Instructions to follow →
Every line below that mentions the word "Diabetes" should be copied out.
** begin Record excerpts **
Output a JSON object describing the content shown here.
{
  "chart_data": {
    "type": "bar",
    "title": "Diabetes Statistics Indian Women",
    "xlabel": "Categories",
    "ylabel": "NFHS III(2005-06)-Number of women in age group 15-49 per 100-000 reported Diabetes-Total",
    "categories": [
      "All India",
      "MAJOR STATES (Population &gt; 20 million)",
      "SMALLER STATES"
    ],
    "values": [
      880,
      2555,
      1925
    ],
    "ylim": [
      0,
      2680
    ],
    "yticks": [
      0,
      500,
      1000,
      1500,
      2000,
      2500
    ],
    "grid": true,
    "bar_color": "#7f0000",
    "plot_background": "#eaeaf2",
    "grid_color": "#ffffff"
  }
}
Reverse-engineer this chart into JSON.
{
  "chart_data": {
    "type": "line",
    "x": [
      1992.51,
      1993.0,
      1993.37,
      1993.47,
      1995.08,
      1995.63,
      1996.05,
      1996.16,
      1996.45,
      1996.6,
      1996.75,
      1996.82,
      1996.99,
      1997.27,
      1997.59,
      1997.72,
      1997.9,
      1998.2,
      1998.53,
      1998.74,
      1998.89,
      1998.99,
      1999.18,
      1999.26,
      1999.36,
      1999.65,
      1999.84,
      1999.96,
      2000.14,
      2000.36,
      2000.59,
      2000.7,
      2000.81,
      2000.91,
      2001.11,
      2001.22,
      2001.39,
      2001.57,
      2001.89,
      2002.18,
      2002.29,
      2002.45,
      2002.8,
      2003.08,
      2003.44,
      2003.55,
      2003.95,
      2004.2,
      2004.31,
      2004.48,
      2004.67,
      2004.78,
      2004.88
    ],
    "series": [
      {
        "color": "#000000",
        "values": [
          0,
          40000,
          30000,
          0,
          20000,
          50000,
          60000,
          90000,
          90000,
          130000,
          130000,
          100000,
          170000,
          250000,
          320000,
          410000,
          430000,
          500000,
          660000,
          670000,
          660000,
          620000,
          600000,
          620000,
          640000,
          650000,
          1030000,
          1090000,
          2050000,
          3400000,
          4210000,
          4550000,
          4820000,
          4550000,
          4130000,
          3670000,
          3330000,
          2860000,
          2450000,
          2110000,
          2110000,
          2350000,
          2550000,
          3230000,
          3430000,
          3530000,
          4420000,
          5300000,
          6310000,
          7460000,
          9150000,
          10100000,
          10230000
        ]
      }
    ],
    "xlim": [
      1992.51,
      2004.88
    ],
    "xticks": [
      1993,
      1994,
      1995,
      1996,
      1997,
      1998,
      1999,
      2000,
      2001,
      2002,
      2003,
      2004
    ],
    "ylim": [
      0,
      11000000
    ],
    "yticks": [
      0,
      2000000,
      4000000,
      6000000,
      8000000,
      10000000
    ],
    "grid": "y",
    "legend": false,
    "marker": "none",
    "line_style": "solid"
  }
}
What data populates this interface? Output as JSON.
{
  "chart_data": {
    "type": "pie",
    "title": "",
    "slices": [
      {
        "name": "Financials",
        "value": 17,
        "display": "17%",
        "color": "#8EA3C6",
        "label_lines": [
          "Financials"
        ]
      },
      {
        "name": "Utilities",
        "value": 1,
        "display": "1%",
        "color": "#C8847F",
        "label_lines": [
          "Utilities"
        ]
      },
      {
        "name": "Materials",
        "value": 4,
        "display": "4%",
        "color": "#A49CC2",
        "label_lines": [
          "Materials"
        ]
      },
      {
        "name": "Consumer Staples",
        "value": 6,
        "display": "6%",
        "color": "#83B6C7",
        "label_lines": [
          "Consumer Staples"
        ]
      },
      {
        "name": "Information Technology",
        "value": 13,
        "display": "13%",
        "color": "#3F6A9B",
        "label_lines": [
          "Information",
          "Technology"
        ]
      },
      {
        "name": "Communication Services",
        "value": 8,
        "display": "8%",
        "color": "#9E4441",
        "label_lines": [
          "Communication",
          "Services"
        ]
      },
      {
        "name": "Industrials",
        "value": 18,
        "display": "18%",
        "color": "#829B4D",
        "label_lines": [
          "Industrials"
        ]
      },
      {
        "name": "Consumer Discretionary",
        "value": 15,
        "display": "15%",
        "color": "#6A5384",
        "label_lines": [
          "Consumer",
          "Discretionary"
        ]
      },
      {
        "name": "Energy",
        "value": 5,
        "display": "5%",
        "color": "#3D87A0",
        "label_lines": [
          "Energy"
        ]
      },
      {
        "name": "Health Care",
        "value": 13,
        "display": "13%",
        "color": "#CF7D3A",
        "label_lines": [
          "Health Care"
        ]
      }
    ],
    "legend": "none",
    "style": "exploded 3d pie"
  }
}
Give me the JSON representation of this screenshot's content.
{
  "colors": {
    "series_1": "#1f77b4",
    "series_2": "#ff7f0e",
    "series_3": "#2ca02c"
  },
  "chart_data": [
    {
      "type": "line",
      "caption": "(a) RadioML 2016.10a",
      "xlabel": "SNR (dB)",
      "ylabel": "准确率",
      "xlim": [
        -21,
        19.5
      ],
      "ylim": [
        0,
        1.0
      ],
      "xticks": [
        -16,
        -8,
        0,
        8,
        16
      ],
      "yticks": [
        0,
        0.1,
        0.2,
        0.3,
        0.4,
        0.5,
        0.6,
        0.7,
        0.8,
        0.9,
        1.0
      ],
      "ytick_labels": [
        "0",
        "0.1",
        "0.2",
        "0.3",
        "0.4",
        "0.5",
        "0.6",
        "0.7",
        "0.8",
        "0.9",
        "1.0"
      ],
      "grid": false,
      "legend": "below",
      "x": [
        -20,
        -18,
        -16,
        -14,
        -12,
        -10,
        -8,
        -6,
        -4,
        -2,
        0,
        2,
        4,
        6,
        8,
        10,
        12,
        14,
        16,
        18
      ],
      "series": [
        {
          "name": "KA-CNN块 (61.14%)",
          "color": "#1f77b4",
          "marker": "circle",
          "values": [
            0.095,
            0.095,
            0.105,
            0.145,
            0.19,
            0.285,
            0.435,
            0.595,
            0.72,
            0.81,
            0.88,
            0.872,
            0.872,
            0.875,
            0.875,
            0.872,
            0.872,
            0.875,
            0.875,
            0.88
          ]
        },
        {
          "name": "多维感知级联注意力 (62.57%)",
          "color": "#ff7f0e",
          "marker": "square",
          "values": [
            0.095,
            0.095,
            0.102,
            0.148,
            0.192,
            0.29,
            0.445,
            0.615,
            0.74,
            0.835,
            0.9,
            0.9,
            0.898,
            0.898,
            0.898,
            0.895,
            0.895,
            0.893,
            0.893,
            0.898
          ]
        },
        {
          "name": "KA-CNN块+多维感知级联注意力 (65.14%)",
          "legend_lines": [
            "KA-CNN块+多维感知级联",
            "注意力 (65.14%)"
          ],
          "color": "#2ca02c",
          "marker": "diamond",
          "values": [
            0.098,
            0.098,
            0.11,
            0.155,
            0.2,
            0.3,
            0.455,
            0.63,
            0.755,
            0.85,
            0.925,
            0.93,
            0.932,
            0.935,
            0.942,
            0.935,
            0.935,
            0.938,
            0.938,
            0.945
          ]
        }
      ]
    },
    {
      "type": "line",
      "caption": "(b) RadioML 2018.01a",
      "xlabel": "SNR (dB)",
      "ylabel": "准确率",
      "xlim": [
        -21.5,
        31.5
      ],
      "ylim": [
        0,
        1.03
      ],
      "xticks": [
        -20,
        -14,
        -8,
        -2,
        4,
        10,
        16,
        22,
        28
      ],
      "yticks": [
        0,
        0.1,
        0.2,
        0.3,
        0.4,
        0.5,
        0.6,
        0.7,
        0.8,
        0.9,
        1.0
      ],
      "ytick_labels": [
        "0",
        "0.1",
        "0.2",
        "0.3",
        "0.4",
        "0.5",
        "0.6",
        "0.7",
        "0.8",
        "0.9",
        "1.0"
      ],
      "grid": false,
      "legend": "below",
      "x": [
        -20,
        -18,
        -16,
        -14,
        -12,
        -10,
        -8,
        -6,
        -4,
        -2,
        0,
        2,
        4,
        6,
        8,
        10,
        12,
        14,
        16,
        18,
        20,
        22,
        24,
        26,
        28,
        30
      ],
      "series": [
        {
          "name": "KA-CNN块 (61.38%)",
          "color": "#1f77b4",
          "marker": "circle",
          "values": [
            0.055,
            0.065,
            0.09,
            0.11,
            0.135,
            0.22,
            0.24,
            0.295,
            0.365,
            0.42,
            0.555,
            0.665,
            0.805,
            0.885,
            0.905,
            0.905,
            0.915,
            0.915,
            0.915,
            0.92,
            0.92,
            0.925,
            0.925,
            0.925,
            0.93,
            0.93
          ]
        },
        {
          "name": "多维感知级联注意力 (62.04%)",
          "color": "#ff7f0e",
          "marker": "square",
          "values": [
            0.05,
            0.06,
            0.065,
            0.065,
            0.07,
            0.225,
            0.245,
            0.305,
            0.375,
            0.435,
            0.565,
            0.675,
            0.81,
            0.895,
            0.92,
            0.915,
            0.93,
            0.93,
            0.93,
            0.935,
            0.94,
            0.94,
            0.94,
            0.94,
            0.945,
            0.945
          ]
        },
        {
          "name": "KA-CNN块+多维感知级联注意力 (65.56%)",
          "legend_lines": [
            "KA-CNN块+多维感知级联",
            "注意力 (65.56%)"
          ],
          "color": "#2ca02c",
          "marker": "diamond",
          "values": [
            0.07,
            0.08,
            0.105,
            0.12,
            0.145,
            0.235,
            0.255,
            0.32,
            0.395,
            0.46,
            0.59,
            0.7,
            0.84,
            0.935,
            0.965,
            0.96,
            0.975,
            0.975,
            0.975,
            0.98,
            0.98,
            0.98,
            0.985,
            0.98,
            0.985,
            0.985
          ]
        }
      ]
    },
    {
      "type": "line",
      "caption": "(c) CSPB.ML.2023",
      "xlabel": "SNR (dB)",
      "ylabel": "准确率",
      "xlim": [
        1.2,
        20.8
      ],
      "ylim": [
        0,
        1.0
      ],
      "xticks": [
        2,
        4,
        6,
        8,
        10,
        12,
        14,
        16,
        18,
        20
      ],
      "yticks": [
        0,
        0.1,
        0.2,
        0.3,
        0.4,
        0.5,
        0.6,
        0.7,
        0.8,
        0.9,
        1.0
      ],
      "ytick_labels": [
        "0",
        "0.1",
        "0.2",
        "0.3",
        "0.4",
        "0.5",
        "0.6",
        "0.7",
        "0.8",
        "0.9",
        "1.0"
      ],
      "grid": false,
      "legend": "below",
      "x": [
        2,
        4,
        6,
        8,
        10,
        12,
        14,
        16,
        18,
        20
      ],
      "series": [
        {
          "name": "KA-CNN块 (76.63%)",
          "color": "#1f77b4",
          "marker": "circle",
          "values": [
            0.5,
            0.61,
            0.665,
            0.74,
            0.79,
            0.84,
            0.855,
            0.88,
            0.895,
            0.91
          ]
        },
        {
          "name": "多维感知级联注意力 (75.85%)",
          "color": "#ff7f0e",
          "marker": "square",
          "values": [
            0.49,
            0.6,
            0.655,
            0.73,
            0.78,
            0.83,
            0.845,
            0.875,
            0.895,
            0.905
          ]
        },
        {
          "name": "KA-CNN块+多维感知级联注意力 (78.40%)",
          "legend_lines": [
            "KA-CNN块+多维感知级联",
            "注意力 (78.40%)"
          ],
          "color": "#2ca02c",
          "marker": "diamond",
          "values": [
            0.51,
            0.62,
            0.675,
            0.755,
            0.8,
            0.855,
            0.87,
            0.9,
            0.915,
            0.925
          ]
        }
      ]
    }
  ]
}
** end Record excerpts **
Solution to the exercise →
    "title": "Diabetes Statistics Indian Women",
    "ylabel": "NFHS III(2005-06)-Number of women in age group 15-49 per 100-000 reported Diabetes-Total",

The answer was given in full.